◆ **Passage to read**:
Whoever thought of charging $2.50 extra for watching a movie in 3D is a genius. It ends up being a 20+% increase in box office sales for mediocre movies that wouldn't pull in nearly that much dough on its own merits. It makes otherwise forgettable drags like Monsters vs Aliens into box office bonanzas. It is no surprise then that practically all animated films these days are 3D ready. At first, I was not a huge fan of 3D because it made my eyes hurt and I found it too distracting, but after a couple 3D movies under my belt I can tolerate them enough and be pleasantly surprised by the effects. But for the most part, most movies can do without the 3D simply because they aren't specifically made for 3D. Sure, it makes the visuals pop out more, but there aren't many movies that fully utilize the effects. That is the trade off, of course. Do you want to see a movie with all sorts of crazy things popping out all the time to the point of being distracting or do you want your movies to take the more subtle route and use the 3D to enhance visuals rather than make it the main attraction? Incidentally, I actually prefer the latter as it is easier on the eyes and gives a great sense of depth when done properly. But either way, I always end up thinking to myself at the end, was it really worth the extra $2.50?

Rio is a great looking film. The colors are bright and vibrant and I suspect you'd still appreciate the visuals even without the 3D glasses. It does a great job in capturing the look of Rio de Janeiro, complete with the Jesus the Redeemer statue and picturesque beach/jungle surroundings. The ghettos feel dark and grimy, just like how I remembered them in City of God. The birds are nicely detailed and brightly colored giving the feel that we really are in Brazil and not in Little-sota, the home of the hero Blu and his owner Linda.

The plot is formulaic enough, a domesticated animal reluctantly makes his way through the wild, only to discover his true self. Madagascar, anybody?  Blu, the last male blue macaw in the world, needs to go to Brazil to mate with the last female macaw in the world to save the species. Naturally, Blu is an awkward small town bird with no desire to leave the comforts of his own cage and his loving owner Linda, while Jewel is a tough free spirit who does is not into Blu at all at first. Is there any doubt how this ends up? Poachers come along to steal the pair and they end up escaping and spending the rest of the movie trying to avoid them and their evil bird. Will they get away? Oh, and Blu, domesticated his whole life, does not know how to fly. Will he ever learn to? Well if he hasn't before, seems unlikely he would now, right? Despite being totally predictable with the happy ending never in doubt, it's the journey that makes or breaks the movie. Unfortunately it never deviates from being the safe picture that it is, not necessarily a bad thing, but certainly doesn't separate itself from the crowd. The endearing parts are ho-hum but not eye-rolling and while there aren't any laugh out loud moments, there are a few chuckles that even adults can appreciate. I'm sure the kids will go nuts over the sillier moments which is all that really matters in the end.

Grade: C+

A couple notes:
- Jesse Eisenberg plays the voice of Blu and is generally pretty funny, but his voice is so distinct that I cannot help but picture him every time the character speaks which got kind of distracting. I just kept thinking of that douchebag that made Facebook.
- Tracy Morgan, ditto to his voice as well, except that he's hilarious in this movie. I'm a huge fan of 30 Rock so I can just picture his Tracy Jordan character doing the voice in this movie which just makes what he says even funnier.

◆ **Written instruction 1**:
Output the part of the Rio review that opens with the words containing "- Tracy Morgan, ditto" and closes with "says even funnier.".
◆ **Written instruction 2**:
Rewrite the paragraph of the Rio review that begins "Rio is a great looking film" in shorter form, keeping its main facts.
The entries that come next have no connection to the review of Rio.

◆ **Provided records**:

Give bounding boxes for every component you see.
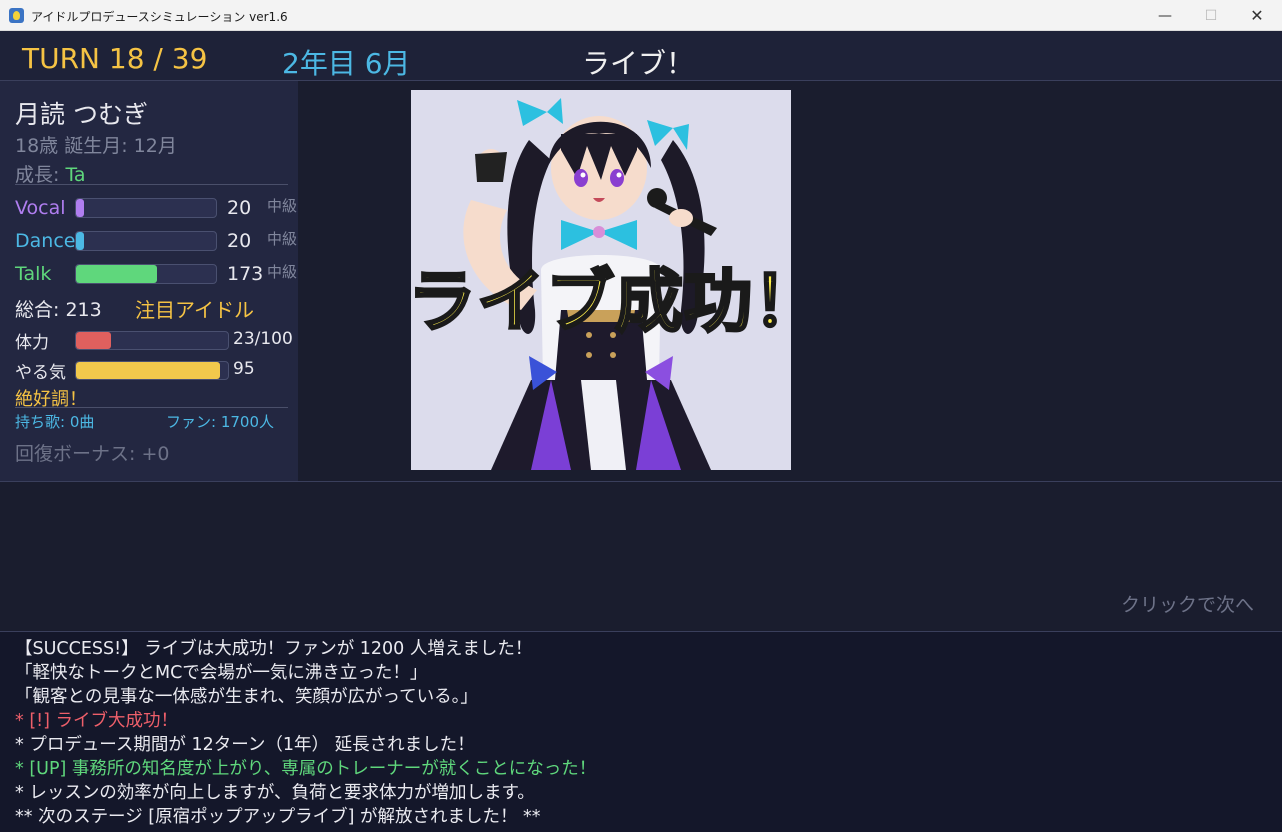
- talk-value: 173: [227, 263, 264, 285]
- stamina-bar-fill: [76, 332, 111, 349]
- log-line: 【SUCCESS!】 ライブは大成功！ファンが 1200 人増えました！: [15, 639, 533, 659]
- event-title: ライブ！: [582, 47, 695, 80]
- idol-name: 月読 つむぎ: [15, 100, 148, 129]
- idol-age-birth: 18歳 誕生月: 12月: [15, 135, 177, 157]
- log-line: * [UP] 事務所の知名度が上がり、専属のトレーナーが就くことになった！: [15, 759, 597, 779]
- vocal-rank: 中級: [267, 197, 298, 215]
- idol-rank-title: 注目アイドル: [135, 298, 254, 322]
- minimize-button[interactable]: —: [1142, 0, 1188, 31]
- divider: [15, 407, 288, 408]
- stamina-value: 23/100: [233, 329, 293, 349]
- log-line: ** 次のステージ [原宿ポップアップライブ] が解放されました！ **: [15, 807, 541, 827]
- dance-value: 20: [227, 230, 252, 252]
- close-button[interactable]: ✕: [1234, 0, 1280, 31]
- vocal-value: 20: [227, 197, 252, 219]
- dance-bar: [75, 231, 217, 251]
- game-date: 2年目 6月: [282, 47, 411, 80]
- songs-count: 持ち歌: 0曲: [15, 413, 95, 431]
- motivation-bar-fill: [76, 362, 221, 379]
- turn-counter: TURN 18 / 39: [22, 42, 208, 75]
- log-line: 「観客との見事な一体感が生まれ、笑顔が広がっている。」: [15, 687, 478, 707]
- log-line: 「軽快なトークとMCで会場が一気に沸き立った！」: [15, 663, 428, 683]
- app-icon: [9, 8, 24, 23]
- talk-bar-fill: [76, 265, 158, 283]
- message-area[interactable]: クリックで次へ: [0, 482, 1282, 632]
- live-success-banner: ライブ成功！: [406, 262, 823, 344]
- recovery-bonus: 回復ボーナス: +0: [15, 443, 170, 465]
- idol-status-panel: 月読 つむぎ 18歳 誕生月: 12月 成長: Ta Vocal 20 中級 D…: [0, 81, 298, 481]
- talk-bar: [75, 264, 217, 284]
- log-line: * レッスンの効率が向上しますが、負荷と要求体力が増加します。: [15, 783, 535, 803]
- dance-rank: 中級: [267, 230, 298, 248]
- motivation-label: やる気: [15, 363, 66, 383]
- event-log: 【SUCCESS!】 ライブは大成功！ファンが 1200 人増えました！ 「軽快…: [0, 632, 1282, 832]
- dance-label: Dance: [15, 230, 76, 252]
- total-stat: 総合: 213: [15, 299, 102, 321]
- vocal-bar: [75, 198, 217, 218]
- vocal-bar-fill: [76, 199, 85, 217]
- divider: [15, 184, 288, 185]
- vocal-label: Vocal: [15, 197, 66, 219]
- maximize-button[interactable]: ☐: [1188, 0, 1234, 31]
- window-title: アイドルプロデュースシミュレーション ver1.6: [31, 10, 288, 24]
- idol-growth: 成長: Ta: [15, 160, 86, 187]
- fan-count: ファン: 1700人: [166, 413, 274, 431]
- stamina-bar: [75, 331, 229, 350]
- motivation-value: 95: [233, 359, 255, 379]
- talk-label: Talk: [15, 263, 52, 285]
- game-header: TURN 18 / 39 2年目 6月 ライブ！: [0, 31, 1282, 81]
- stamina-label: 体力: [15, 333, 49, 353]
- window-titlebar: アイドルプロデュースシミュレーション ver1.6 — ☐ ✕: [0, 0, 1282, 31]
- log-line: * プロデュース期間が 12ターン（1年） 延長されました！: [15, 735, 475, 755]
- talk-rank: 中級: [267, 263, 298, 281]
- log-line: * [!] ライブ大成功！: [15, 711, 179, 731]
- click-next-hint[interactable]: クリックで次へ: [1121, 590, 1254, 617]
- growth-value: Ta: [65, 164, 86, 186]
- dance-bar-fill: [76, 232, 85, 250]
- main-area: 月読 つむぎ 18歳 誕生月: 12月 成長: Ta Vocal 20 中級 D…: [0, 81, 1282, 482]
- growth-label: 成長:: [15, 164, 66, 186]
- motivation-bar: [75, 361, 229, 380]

...

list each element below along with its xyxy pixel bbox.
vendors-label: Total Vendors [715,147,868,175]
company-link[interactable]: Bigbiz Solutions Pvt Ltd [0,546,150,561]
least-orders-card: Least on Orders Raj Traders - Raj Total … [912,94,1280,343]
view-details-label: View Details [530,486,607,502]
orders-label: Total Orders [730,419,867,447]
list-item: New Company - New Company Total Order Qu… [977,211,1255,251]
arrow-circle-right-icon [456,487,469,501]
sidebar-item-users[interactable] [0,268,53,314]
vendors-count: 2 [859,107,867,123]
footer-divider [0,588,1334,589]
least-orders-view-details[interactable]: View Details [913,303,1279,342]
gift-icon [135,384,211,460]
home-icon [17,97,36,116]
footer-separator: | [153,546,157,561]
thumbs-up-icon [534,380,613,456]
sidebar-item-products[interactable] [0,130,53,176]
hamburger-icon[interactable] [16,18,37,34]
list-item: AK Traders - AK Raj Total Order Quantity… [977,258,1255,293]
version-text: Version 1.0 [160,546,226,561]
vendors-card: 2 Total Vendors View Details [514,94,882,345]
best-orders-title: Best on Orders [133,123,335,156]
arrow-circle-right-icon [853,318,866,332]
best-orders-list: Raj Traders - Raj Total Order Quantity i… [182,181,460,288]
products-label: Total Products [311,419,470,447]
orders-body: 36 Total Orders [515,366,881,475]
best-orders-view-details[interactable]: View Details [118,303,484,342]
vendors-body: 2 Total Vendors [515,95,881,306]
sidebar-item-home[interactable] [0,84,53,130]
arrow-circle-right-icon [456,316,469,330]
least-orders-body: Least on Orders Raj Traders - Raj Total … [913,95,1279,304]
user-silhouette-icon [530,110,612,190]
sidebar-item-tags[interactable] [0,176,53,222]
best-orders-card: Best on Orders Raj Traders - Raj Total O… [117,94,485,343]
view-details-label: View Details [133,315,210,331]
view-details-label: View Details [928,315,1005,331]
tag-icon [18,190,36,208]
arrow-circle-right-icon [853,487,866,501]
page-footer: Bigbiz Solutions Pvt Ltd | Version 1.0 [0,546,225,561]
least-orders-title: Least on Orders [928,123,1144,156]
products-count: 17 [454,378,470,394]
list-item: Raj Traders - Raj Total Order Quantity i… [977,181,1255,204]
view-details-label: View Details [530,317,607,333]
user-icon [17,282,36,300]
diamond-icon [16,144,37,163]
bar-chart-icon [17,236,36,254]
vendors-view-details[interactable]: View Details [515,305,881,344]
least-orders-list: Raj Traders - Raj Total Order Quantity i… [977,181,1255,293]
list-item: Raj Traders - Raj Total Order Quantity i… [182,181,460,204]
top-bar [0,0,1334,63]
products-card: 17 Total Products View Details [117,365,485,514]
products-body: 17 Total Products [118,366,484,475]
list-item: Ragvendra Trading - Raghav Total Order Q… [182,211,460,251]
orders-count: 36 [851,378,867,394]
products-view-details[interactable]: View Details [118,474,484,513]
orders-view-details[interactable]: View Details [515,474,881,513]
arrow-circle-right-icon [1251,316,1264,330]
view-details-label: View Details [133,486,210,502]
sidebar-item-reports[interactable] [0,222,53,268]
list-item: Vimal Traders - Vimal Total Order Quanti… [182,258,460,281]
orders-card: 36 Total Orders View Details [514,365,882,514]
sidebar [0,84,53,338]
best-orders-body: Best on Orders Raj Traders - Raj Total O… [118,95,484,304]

==

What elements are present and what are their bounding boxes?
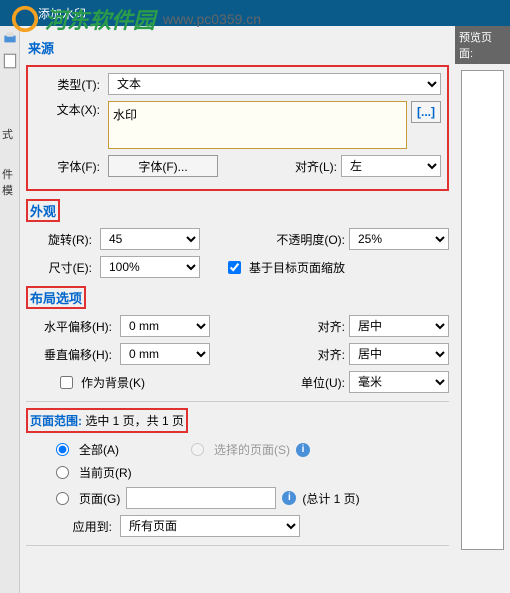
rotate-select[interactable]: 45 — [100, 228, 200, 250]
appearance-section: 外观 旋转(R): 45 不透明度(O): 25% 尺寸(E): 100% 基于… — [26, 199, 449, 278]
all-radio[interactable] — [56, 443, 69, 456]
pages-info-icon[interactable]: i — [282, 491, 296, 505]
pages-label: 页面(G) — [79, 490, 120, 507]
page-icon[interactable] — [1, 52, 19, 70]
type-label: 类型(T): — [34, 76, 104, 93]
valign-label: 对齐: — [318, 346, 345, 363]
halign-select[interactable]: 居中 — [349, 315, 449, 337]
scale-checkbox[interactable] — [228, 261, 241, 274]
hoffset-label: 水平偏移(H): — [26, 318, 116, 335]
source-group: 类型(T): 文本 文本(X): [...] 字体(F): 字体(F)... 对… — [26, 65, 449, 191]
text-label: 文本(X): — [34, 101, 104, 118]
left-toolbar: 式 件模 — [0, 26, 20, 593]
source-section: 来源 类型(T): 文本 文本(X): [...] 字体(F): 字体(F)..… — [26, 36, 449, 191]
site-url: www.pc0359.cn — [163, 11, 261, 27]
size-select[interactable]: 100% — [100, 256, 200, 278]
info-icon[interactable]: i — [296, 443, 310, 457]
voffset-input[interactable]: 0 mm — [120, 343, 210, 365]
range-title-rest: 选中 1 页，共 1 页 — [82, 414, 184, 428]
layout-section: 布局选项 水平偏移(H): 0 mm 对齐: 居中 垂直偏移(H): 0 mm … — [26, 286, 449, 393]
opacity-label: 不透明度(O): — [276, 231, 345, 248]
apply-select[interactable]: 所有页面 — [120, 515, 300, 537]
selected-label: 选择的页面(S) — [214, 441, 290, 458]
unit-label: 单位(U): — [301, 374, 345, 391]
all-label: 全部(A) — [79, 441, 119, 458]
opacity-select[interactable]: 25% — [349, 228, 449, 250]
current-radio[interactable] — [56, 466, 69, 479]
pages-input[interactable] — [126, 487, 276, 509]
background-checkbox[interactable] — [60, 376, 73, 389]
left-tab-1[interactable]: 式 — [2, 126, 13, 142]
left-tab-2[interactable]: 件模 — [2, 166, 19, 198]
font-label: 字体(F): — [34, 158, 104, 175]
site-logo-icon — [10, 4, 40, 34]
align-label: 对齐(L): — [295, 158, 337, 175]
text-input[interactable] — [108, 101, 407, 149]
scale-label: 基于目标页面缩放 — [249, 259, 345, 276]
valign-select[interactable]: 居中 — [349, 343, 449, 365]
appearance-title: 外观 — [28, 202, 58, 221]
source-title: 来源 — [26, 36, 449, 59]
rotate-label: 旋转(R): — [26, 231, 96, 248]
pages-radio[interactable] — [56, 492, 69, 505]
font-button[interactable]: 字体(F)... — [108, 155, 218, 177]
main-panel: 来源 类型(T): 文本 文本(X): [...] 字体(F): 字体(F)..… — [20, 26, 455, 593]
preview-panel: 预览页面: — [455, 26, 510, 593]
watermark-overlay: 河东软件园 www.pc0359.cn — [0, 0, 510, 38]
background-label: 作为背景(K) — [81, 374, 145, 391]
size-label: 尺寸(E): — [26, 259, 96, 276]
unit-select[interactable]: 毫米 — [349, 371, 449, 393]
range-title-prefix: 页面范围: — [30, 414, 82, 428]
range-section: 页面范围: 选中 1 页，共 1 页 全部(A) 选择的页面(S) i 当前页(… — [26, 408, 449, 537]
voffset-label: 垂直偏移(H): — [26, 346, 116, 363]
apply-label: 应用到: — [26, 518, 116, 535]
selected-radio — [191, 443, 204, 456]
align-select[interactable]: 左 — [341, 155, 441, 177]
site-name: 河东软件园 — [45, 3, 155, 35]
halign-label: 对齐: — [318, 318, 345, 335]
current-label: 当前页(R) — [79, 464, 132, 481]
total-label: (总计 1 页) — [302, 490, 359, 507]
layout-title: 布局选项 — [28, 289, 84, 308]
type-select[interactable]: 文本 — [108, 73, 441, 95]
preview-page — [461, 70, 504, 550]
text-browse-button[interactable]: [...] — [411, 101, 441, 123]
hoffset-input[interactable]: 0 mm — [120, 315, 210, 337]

◆ **Written answer 1**:
- Tracy Morgan, ditto to his voice as well, except that he's hilarious in this movie. I'm a huge fan of 30 Rock so I can just picture his Tracy Jordan character doing the voice in this movie which just makes what he says even funnier.

◆ **Written answer 2**:
Rio looks great. Its bright, vibrant colors would likely impress even without 3D glasses. It captures Rio de Janeiro well, including the Jesus the Redeemer statue and the beach and jungle scenery, and its ghettos feel as dark and grimy as those in City of God. The detailed, colorful birds make it feel like Brazil rather than Little-sota, home of the hero Blu and his owner Linda.